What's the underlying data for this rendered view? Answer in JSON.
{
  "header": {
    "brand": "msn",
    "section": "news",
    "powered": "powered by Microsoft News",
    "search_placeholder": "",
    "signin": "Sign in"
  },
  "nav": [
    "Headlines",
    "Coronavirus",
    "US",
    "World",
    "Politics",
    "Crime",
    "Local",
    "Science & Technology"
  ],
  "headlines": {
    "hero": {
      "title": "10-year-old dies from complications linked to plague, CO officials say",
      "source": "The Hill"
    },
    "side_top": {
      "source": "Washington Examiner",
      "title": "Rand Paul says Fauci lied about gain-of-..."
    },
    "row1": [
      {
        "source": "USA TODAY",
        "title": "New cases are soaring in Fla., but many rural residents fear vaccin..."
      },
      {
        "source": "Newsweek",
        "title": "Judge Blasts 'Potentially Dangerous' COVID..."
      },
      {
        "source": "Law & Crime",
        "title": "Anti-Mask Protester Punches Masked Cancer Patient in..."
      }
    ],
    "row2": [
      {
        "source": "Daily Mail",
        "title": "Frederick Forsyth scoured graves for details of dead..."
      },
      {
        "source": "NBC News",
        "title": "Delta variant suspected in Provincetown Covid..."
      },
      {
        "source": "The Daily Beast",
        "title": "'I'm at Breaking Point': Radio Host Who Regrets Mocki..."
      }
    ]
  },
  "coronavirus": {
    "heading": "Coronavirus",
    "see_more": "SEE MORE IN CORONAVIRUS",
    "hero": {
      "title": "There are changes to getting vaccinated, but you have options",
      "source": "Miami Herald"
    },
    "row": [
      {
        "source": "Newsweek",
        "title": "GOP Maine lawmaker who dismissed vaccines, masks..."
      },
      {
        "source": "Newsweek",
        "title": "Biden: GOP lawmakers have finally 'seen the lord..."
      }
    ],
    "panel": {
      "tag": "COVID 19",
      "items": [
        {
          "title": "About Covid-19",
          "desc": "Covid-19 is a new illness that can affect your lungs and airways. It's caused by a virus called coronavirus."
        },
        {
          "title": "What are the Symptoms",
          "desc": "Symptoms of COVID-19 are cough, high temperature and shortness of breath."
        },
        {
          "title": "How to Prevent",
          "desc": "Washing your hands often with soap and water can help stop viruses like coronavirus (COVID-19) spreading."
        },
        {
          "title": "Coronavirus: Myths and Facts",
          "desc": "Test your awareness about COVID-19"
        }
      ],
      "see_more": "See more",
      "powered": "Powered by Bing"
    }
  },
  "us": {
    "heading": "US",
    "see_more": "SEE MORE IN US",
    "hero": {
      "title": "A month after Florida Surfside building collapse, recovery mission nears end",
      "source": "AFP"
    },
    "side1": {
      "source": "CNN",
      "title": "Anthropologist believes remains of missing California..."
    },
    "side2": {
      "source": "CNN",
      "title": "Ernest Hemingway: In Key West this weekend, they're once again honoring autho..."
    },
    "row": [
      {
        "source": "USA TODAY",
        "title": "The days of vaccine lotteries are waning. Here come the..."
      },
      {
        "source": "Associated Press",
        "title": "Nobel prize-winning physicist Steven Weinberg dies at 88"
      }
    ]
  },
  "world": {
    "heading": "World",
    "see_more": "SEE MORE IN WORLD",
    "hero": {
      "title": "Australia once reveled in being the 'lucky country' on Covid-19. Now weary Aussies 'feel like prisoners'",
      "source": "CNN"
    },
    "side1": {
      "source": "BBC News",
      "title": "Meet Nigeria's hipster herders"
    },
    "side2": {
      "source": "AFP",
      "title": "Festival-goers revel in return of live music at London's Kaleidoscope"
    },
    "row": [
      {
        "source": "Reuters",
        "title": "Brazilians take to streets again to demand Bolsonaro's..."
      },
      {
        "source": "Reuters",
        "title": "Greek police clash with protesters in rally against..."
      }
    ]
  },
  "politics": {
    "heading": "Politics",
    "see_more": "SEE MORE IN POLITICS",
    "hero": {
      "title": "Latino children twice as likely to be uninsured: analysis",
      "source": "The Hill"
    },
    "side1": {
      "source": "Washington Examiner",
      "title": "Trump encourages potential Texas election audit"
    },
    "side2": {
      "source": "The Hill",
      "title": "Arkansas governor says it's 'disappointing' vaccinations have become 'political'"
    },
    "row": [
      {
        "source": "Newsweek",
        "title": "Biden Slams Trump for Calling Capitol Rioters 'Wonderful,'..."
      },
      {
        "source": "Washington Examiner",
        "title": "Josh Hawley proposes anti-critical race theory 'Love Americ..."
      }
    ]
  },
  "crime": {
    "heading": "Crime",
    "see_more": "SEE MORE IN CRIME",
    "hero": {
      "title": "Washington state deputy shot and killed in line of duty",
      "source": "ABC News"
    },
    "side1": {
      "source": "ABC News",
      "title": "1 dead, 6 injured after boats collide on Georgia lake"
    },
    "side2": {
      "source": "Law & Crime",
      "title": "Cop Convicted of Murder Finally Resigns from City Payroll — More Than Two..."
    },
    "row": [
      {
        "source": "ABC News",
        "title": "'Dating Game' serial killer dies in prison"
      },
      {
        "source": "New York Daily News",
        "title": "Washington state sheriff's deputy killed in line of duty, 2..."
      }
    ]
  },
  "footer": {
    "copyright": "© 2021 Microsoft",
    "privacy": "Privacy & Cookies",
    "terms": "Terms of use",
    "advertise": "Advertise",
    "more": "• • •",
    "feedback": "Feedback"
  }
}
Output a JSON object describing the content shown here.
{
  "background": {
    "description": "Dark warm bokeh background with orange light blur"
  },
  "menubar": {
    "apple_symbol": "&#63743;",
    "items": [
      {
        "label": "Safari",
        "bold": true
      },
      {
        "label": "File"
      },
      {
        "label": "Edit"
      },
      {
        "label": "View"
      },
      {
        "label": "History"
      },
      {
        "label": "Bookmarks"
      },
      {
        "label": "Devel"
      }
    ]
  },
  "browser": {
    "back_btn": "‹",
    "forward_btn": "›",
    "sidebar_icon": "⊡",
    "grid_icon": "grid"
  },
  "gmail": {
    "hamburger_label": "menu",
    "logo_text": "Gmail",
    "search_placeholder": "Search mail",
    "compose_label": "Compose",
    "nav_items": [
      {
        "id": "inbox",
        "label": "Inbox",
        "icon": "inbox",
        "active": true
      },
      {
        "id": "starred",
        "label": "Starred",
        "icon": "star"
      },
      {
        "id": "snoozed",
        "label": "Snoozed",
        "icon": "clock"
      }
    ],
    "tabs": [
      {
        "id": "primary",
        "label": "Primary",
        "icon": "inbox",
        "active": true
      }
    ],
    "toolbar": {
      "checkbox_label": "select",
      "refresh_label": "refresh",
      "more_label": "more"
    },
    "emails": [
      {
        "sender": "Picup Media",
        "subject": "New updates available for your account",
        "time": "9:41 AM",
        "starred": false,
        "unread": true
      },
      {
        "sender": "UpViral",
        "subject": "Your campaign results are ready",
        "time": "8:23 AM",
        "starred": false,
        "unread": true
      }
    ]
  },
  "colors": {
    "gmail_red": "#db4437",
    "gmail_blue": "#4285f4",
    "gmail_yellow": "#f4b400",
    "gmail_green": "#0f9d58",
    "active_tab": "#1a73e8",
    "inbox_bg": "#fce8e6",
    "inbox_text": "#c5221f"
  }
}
........
◆ Requirement: Return each line from the material that includes the string "killed".

◆ Task output:
      "title": "Washington state deputy shot and killed in line of duty",
        "title": "Washington state sheriff's deputy killed in line of duty, 2..."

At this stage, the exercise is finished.